(Given exercise):
Write out the listing below again, precisely as it is given.

(Dataset):
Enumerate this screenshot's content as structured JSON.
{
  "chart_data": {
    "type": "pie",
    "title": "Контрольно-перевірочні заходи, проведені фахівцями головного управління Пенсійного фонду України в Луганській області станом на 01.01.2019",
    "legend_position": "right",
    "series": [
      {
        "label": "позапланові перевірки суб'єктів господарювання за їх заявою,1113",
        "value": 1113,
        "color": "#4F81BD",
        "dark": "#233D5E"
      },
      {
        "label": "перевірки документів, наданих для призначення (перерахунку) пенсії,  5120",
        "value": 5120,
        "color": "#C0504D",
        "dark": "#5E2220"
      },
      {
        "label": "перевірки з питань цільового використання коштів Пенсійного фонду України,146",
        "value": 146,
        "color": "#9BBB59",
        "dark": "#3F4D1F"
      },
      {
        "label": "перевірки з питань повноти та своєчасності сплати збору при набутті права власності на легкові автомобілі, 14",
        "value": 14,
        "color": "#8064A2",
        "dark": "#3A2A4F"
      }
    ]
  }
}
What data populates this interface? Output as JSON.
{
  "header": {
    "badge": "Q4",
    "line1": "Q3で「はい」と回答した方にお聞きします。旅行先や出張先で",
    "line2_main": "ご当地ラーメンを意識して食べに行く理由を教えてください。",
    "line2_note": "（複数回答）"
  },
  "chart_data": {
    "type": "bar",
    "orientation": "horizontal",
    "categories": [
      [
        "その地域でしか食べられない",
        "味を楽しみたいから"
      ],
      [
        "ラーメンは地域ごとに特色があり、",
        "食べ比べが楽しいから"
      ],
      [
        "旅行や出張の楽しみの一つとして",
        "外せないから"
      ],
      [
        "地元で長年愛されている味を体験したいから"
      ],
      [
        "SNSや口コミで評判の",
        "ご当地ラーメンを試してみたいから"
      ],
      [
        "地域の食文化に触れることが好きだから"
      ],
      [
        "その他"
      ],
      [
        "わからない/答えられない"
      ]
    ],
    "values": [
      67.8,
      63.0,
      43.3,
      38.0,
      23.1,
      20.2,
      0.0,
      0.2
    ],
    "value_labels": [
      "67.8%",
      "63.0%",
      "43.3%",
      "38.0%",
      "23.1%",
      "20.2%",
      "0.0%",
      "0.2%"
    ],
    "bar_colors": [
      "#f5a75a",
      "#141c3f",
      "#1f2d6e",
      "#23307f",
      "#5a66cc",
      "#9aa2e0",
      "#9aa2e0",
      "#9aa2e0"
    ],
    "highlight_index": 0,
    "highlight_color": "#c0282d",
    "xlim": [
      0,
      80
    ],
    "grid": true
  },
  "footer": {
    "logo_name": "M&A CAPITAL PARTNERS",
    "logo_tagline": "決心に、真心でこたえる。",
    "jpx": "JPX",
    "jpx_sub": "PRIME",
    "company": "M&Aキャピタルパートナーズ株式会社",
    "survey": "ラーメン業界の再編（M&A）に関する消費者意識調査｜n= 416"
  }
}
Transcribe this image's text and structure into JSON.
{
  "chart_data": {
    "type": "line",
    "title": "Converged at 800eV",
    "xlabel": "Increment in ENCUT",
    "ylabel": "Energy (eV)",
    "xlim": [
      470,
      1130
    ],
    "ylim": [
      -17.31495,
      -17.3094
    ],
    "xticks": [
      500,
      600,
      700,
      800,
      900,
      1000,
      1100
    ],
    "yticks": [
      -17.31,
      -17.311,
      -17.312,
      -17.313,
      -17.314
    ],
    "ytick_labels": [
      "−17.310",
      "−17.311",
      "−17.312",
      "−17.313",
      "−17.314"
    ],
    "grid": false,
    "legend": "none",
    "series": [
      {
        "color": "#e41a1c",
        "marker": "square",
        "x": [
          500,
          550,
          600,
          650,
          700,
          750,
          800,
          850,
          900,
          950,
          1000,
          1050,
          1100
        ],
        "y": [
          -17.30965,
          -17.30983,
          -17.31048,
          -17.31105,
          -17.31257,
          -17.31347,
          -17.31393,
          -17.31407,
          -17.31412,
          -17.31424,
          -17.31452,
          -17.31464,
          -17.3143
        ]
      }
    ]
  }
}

(Response to this exercise):
Enumerate this screenshot's content as structured JSON.
{
  "chart_data": {
    "type": "pie",
    "title": "Контрольно-перевірочні заходи, проведені фахівцями головного управління Пенсійного фонду України в Луганській області станом на 01.01.2019",
    "legend_position": "right",
    "series": [
      {
        "label": "позапланові перевірки суб'єктів господарювання за їх заявою,1113",
        "value": 1113,
        "color": "#4F81BD",
        "dark": "#233D5E"
      },
      {
        "label": "перевірки документів, наданих для призначення (перерахунку) пенсії,  5120",
        "value": 5120,
        "color": "#C0504D",
        "dark": "#5E2220"
      },
      {
        "label": "перевірки з питань цільового використання коштів Пенсійного фонду України,146",
        "value": 146,
        "color": "#9BBB59",
        "dark": "#3F4D1F"
      },
      {
        "label": "перевірки з питань повноти та своєчасності сплати збору при набутті права власності на легкові автомобілі, 14",
        "value": 14,
        "color": "#8064A2",
        "dark": "#3A2A4F"
      }
    ]
  }
}
What data populates this interface? Output as JSON.
{
  "header": {
    "badge": "Q4",
    "line1": "Q3で「はい」と回答した方にお聞きします。旅行先や出張先で",
    "line2_main": "ご当地ラーメンを意識して食べに行く理由を教えてください。",
    "line2_note": "（複数回答）"
  },
  "chart_data": {
    "type": "bar",
    "orientation": "horizontal",
    "categories": [
      [
        "その地域でしか食べられない",
        "味を楽しみたいから"
      ],
      [
        "ラーメンは地域ごとに特色があり、",
        "食べ比べが楽しいから"
      ],
      [
        "旅行や出張の楽しみの一つとして",
        "外せないから"
      ],
      [
        "地元で長年愛されている味を体験したいから"
      ],
      [
        "SNSや口コミで評判の",
        "ご当地ラーメンを試してみたいから"
      ],
      [
        "地域の食文化に触れることが好きだから"
      ],
      [
        "その他"
      ],
      [
        "わからない/答えられない"
      ]
    ],
    "values": [
      67.8,
      63.0,
      43.3,
      38.0,
      23.1,
      20.2,
      0.0,
      0.2
    ],
    "value_labels": [
      "67.8%",
      "63.0%",
      "43.3%",
      "38.0%",
      "23.1%",
      "20.2%",
      "0.0%",
      "0.2%"
    ],
    "bar_colors": [
      "#f5a75a",
      "#141c3f",
      "#1f2d6e",
      "#23307f",
      "#5a66cc",
      "#9aa2e0",
      "#9aa2e0",
      "#9aa2e0"
    ],
    "highlight_index": 0,
    "highlight_color": "#c0282d",
    "xlim": [
      0,
      80
    ],
    "grid": true
  },
  "footer": {
    "logo_name": "M&A CAPITAL PARTNERS",
    "logo_tagline": "決心に、真心でこたえる。",
    "jpx": "JPX",
    "jpx_sub": "PRIME",
    "company": "M&Aキャピタルパートナーズ株式会社",
    "survey": "ラーメン業界の再編（M&A）に関する消費者意識調査｜n= 416"
  }
}
Transcribe this image's text and structure into JSON.
{
  "chart_data": {
    "type": "line",
    "title": "Converged at 800eV",
    "xlabel": "Increment in ENCUT",
    "ylabel": "Energy (eV)",
    "xlim": [
      470,
      1130
    ],
    "ylim": [
      -17.31495,
      -17.3094
    ],
    "xticks": [
      500,
      600,
      700,
      800,
      900,
      1000,
      1100
    ],
    "yticks": [
      -17.31,
      -17.311,
      -17.312,
      -17.313,
      -17.314
    ],
    "ytick_labels": [
      "−17.310",
      "−17.311",
      "−17.312",
      "−17.313",
      "−17.314"
    ],
    "grid": false,
    "legend": "none",
    "series": [
      {
        "color": "#e41a1c",
        "marker": "square",
        "x": [
          500,
          550,
          600,
          650,
          700,
          750,
          800,
          850,
          900,
          950,
          1000,
          1050,
          1100
        ],
        "y": [
          -17.30965,
          -17.30983,
          -17.31048,
          -17.31105,
          -17.31257,
          -17.31347,
          -17.31393,
          -17.31407,
          -17.31412,
          -17.31424,
          -17.31452,
          -17.31464,
          -17.3143
        ]
      }
    ]
  }
}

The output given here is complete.